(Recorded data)
○ ○ ○ ○ ○ ○ ○

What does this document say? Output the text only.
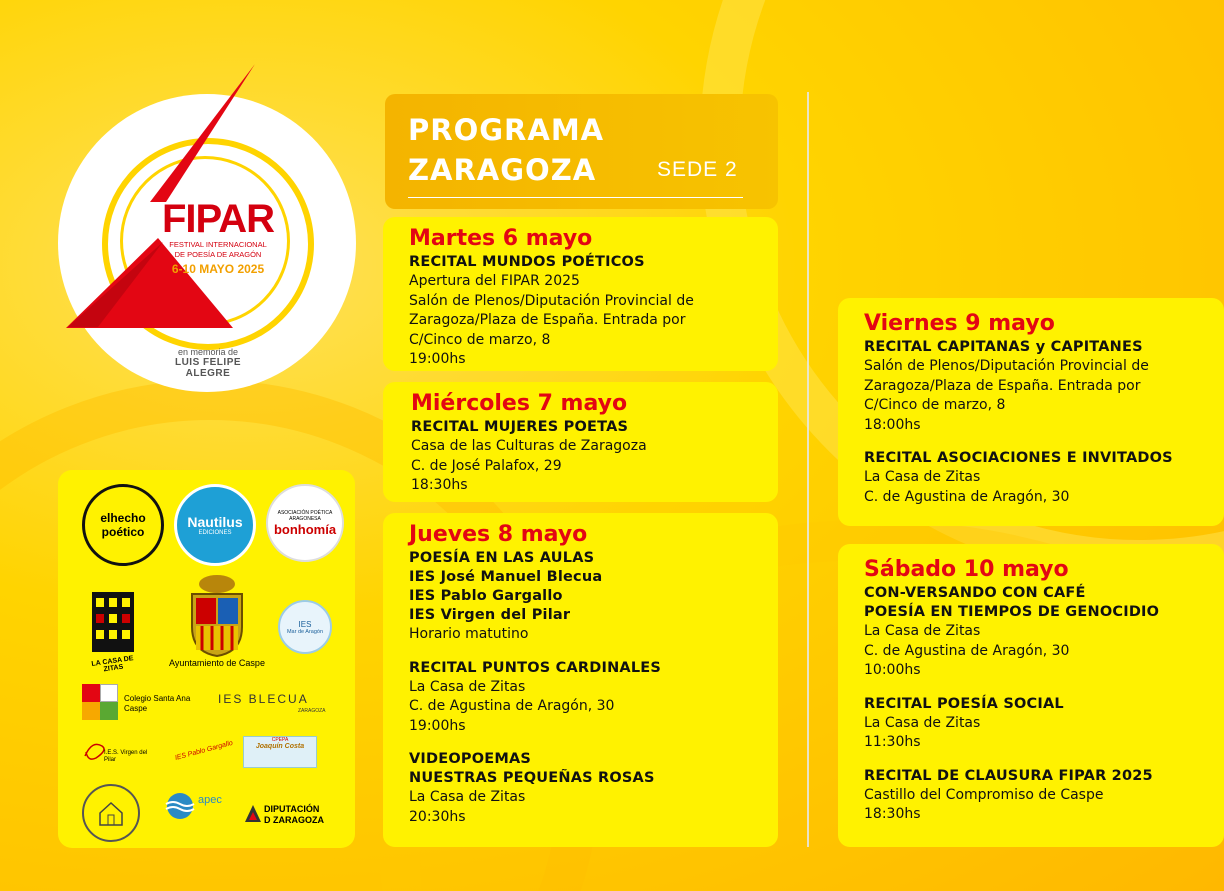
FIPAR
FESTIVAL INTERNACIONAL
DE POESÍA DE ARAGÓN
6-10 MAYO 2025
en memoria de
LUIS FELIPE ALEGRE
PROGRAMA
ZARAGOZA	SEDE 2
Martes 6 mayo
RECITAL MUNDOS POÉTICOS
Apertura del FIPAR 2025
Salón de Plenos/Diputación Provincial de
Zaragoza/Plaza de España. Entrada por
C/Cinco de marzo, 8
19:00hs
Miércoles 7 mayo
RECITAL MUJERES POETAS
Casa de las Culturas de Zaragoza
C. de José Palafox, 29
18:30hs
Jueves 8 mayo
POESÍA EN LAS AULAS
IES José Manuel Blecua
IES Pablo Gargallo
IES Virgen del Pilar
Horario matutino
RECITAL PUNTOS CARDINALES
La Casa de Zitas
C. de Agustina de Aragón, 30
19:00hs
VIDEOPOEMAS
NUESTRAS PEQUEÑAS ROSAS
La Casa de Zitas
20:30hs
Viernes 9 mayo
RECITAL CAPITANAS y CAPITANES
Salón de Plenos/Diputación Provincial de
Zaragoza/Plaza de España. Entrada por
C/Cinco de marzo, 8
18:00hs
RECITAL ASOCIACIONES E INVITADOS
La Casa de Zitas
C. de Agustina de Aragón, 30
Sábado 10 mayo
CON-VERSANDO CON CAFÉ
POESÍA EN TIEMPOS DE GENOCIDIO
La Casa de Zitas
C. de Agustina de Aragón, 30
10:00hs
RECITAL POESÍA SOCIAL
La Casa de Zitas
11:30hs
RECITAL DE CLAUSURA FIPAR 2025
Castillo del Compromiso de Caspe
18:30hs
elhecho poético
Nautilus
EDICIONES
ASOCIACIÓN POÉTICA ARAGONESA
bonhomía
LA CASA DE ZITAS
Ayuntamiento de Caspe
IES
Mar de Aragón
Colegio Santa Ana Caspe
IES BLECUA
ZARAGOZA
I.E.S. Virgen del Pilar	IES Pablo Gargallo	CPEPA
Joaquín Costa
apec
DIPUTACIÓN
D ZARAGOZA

○ ○ ○ ○ ○ ○ ○

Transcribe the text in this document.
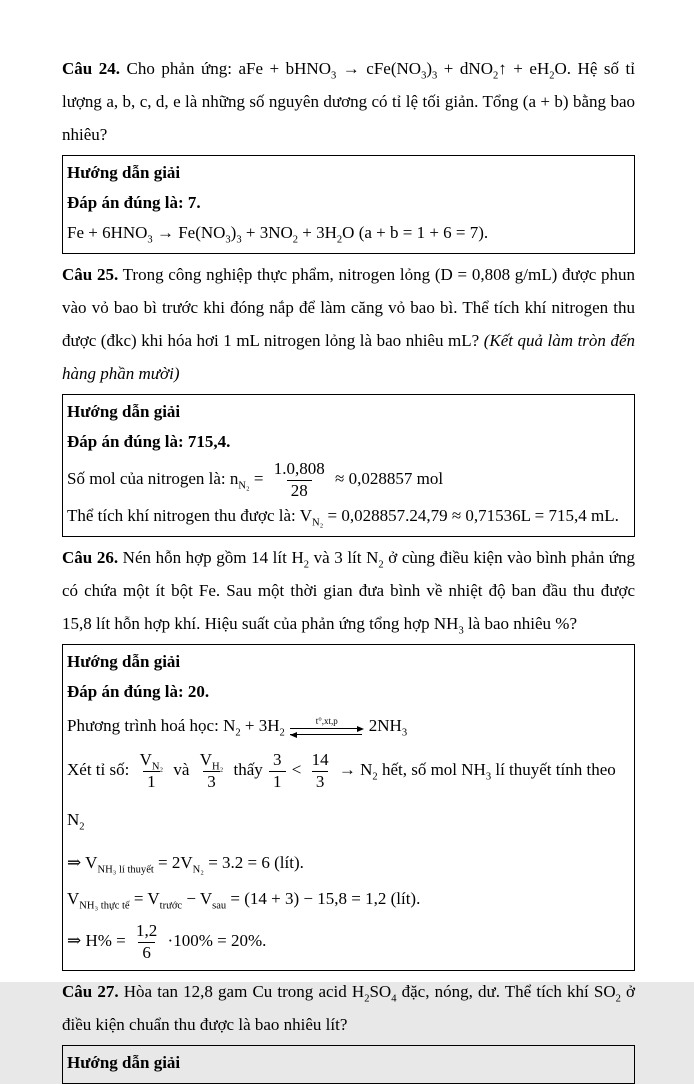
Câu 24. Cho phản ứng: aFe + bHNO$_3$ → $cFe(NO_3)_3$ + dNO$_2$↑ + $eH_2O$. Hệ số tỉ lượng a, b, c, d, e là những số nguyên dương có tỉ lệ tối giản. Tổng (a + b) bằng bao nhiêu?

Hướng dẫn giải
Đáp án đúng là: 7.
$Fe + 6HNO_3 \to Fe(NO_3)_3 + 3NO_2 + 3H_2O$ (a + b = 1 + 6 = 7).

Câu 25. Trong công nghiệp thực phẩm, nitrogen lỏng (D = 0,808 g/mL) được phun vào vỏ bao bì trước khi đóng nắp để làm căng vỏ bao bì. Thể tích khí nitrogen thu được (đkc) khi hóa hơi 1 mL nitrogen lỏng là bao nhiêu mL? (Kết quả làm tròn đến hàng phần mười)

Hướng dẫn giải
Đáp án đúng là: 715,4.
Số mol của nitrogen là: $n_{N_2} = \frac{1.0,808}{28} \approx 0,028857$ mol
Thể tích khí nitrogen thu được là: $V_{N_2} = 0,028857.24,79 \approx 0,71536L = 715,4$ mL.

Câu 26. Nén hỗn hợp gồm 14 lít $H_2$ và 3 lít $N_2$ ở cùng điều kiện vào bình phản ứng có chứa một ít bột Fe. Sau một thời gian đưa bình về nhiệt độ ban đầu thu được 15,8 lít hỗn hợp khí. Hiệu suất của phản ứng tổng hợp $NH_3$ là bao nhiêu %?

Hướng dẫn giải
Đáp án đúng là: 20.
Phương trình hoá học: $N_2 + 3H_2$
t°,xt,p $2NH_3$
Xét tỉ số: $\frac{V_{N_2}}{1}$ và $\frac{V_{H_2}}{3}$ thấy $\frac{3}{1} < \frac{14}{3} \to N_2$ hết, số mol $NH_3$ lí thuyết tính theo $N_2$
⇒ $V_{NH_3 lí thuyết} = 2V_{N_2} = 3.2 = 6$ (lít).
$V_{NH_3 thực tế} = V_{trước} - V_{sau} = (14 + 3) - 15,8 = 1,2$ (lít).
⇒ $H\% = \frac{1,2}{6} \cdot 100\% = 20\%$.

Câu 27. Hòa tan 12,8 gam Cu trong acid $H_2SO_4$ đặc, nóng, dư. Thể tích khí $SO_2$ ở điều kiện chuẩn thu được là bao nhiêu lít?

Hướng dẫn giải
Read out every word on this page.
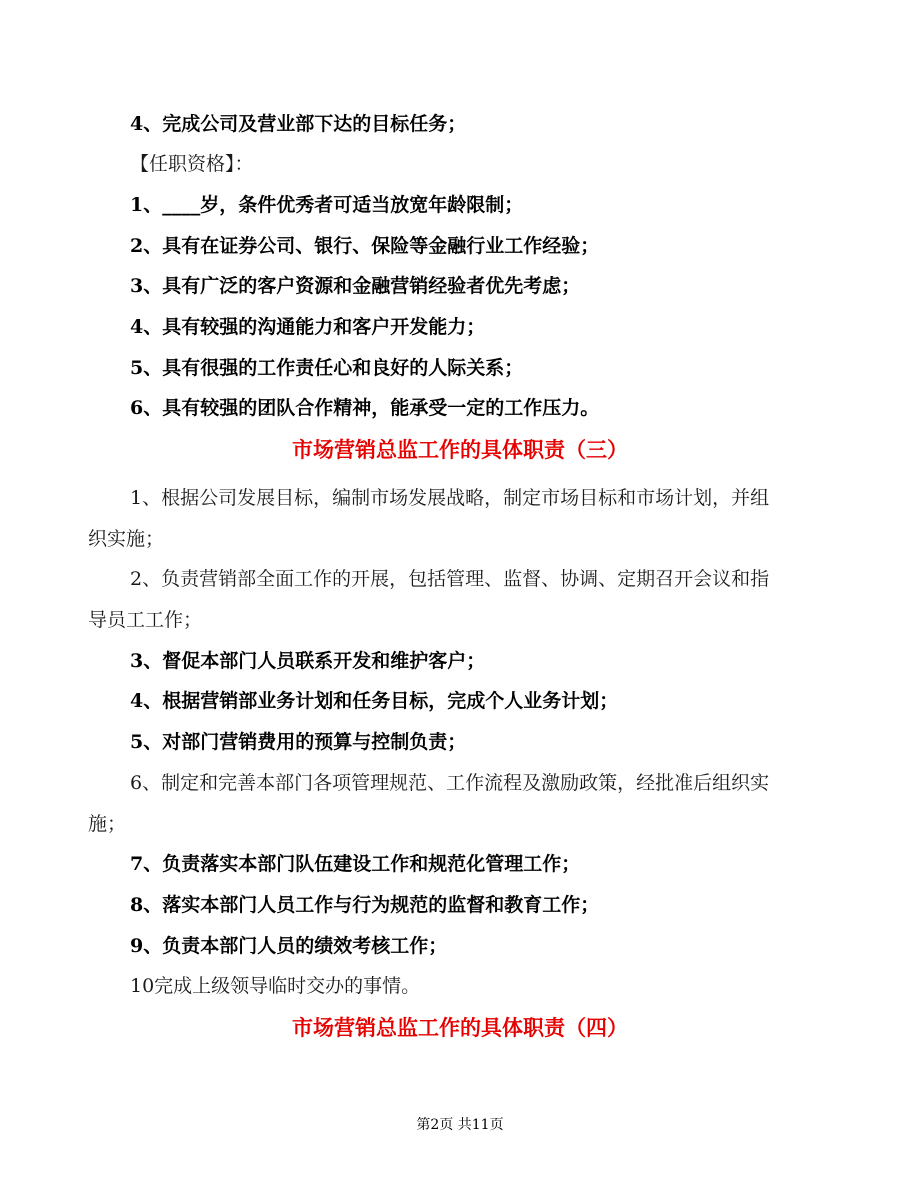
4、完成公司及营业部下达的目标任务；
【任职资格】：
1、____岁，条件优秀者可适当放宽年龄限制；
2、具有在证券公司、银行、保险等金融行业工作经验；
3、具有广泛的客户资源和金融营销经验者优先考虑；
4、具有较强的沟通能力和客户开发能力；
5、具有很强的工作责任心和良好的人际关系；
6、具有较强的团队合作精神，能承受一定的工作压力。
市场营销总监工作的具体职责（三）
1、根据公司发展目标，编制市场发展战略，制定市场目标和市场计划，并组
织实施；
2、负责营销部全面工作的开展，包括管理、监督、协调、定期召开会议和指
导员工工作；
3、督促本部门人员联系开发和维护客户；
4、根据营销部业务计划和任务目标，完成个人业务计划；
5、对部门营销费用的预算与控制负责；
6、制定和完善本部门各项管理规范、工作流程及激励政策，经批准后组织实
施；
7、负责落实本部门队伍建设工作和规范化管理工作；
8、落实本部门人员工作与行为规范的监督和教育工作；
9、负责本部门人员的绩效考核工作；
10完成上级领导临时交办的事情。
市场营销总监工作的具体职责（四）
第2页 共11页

○ ○ ○ ○ ○ ○ ○

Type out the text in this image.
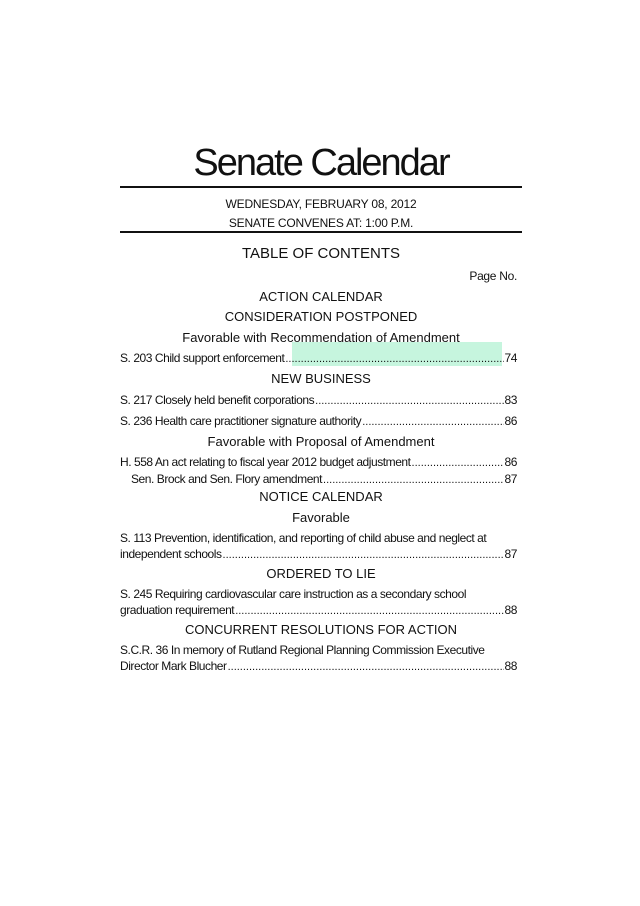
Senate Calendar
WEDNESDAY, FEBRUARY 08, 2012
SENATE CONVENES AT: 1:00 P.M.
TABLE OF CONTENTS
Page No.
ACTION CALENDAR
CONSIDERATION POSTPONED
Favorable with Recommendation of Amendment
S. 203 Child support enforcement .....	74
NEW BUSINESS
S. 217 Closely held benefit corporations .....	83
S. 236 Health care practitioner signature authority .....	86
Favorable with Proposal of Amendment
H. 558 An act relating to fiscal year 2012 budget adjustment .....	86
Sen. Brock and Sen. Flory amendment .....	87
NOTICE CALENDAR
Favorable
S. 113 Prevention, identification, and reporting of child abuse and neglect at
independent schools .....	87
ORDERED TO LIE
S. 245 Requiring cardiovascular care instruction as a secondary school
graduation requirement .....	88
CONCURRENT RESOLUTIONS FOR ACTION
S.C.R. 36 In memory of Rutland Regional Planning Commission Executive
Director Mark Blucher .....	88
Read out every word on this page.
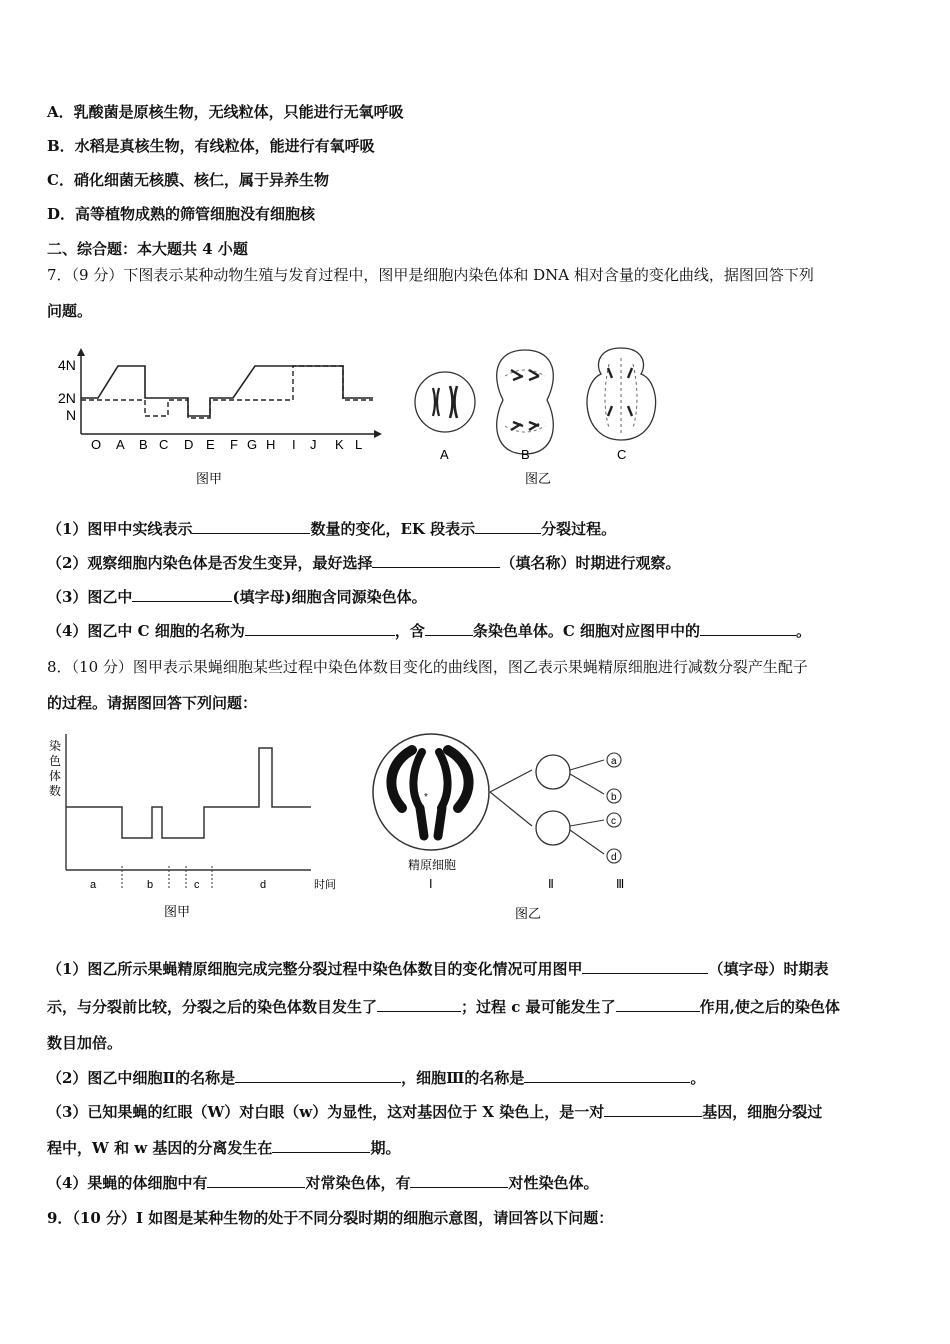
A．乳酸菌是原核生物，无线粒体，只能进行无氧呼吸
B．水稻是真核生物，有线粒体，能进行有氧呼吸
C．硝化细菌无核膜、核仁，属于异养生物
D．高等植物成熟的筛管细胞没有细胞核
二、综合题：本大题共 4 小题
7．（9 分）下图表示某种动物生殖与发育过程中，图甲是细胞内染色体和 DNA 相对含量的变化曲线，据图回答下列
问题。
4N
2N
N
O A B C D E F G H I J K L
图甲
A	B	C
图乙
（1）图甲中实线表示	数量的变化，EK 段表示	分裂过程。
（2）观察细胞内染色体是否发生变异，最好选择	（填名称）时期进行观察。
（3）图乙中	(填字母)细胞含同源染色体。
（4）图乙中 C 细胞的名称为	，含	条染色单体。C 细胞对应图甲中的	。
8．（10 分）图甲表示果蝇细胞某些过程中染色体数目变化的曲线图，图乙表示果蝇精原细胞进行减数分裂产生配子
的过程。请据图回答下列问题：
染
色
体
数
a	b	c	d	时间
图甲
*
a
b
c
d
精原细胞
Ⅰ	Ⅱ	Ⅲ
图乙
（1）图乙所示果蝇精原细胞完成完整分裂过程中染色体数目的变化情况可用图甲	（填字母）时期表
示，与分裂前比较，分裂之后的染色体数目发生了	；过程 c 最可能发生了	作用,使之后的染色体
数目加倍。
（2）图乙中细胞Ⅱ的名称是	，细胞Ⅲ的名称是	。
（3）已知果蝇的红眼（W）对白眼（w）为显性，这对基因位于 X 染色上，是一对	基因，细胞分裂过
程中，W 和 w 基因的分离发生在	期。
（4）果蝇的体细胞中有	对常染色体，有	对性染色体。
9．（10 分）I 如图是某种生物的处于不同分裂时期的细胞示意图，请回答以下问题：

○ ○ ○ ○ ○ ○ ○

What to work on >> Your task is to list each line of the records with the word "care".

Final result >>
S. 236 Health care practitioner signature authority .....	86
S. 245 Requiring cardiovascular care instruction as a secondary school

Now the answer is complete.